TO DO:
From the listing that follows, output everything exactly except the pictures.

GIVEN RECORDS:
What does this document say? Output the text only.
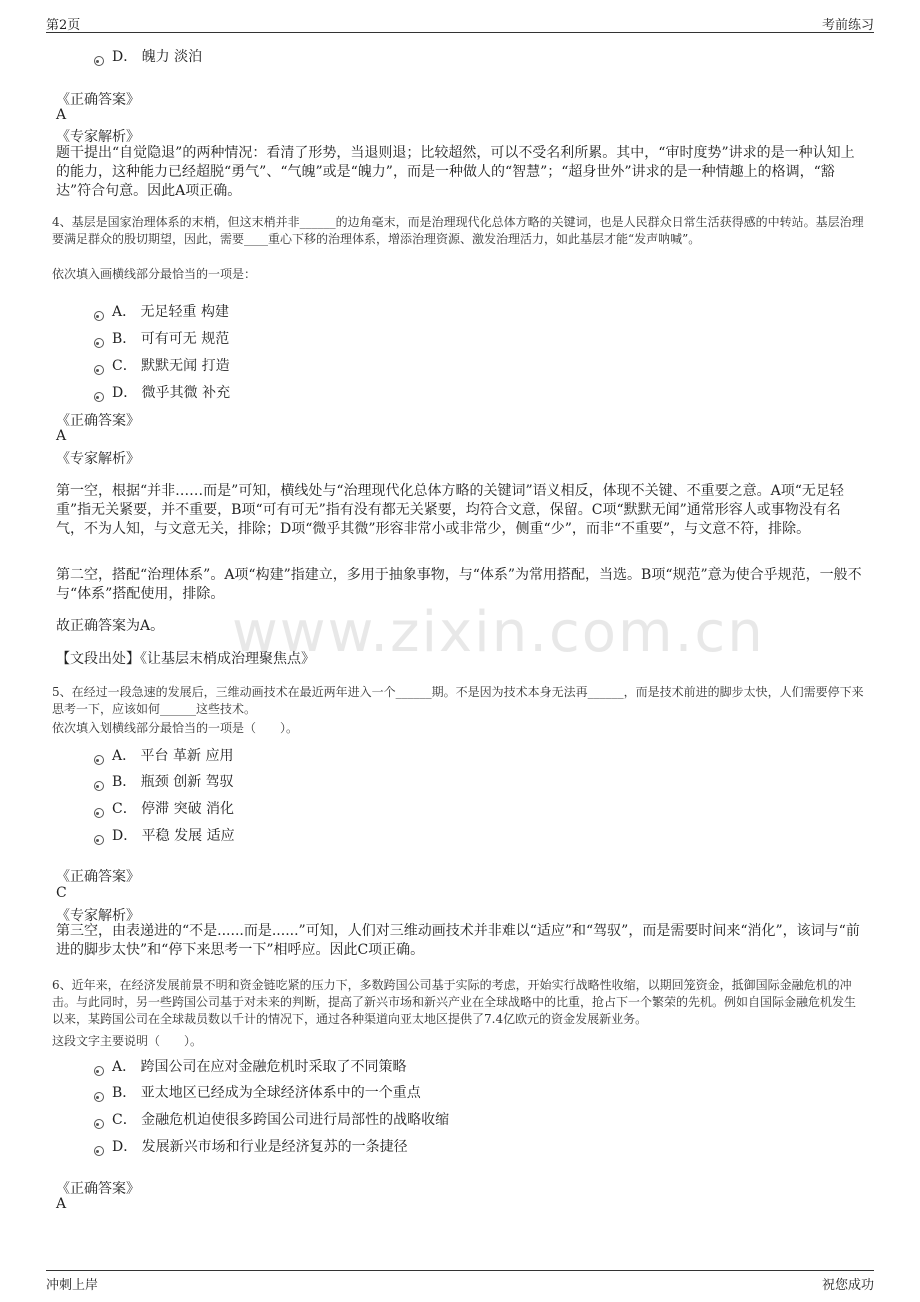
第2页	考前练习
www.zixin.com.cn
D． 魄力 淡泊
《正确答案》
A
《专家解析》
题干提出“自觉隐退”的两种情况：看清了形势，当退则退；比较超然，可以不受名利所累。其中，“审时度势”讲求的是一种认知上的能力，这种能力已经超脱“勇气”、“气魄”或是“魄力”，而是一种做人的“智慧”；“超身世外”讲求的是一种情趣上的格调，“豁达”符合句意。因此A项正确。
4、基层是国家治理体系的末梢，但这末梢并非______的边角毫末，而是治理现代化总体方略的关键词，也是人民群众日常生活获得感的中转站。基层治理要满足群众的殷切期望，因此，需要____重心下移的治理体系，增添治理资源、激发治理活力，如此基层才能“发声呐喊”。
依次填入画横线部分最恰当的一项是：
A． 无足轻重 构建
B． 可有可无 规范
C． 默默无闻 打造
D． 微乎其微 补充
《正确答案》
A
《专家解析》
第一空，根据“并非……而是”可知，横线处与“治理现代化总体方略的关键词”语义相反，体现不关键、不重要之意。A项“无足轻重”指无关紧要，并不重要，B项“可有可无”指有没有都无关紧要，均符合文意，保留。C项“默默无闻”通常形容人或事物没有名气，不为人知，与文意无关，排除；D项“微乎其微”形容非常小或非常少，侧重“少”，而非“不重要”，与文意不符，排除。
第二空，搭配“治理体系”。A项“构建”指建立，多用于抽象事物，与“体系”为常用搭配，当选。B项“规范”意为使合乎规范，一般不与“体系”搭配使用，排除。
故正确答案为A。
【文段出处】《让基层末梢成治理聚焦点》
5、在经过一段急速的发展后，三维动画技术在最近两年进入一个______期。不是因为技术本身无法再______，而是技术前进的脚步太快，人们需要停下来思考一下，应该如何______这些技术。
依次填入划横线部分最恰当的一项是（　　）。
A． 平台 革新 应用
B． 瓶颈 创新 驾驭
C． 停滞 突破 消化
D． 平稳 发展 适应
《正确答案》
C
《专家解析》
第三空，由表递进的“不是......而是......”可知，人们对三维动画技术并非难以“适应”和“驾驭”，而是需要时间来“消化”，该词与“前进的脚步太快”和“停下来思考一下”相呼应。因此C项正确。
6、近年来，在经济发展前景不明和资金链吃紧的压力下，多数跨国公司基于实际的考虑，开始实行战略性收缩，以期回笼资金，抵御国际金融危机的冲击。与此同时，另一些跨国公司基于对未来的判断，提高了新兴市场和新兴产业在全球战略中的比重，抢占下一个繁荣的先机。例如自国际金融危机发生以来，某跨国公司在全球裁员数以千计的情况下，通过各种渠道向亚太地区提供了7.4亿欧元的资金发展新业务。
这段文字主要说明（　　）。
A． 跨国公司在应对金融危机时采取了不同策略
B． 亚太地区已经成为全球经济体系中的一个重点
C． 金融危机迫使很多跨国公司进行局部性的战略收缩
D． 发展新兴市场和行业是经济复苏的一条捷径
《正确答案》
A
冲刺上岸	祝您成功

EXERCISE RESULT:
What does this document say? Output the text only.
第2页	考前练习
www.zixin.com.cn
D． 魄力 淡泊
《正确答案》
A
《专家解析》
题干提出“自觉隐退”的两种情况：看清了形势，当退则退；比较超然，可以不受名利所累。其中，“审时度势”讲求的是一种认知上的能力，这种能力已经超脱“勇气”、“气魄”或是“魄力”，而是一种做人的“智慧”；“超身世外”讲求的是一种情趣上的格调，“豁达”符合句意。因此A项正确。
4、基层是国家治理体系的末梢，但这末梢并非______的边角毫末，而是治理现代化总体方略的关键词，也是人民群众日常生活获得感的中转站。基层治理要满足群众的殷切期望，因此，需要____重心下移的治理体系，增添治理资源、激发治理活力，如此基层才能“发声呐喊”。
依次填入画横线部分最恰当的一项是：
A． 无足轻重 构建
B． 可有可无 规范
C． 默默无闻 打造
D． 微乎其微 补充
《正确答案》
A
《专家解析》
第一空，根据“并非……而是”可知，横线处与“治理现代化总体方略的关键词”语义相反，体现不关键、不重要之意。A项“无足轻重”指无关紧要，并不重要，B项“可有可无”指有没有都无关紧要，均符合文意，保留。C项“默默无闻”通常形容人或事物没有名气，不为人知，与文意无关，排除；D项“微乎其微”形容非常小或非常少，侧重“少”，而非“不重要”，与文意不符，排除。
第二空，搭配“治理体系”。A项“构建”指建立，多用于抽象事物，与“体系”为常用搭配，当选。B项“规范”意为使合乎规范，一般不与“体系”搭配使用，排除。
故正确答案为A。
【文段出处】《让基层末梢成治理聚焦点》
5、在经过一段急速的发展后，三维动画技术在最近两年进入一个______期。不是因为技术本身无法再______，而是技术前进的脚步太快，人们需要停下来思考一下，应该如何______这些技术。
依次填入划横线部分最恰当的一项是（　　）。
A． 平台 革新 应用
B． 瓶颈 创新 驾驭
C． 停滞 突破 消化
D． 平稳 发展 适应
《正确答案》
C
《专家解析》
第三空，由表递进的“不是......而是......”可知，人们对三维动画技术并非难以“适应”和“驾驭”，而是需要时间来“消化”，该词与“前进的脚步太快”和“停下来思考一下”相呼应。因此C项正确。
6、近年来，在经济发展前景不明和资金链吃紧的压力下，多数跨国公司基于实际的考虑，开始实行战略性收缩，以期回笼资金，抵御国际金融危机的冲击。与此同时，另一些跨国公司基于对未来的判断，提高了新兴市场和新兴产业在全球战略中的比重，抢占下一个繁荣的先机。例如自国际金融危机发生以来，某跨国公司在全球裁员数以千计的情况下，通过各种渠道向亚太地区提供了7.4亿欧元的资金发展新业务。
这段文字主要说明（　　）。
A． 跨国公司在应对金融危机时采取了不同策略
B． 亚太地区已经成为全球经济体系中的一个重点
C． 金融危机迫使很多跨国公司进行局部性的战略收缩
D． 发展新兴市场和行业是经济复苏的一条捷径
《正确答案》
A
冲刺上岸	祝您成功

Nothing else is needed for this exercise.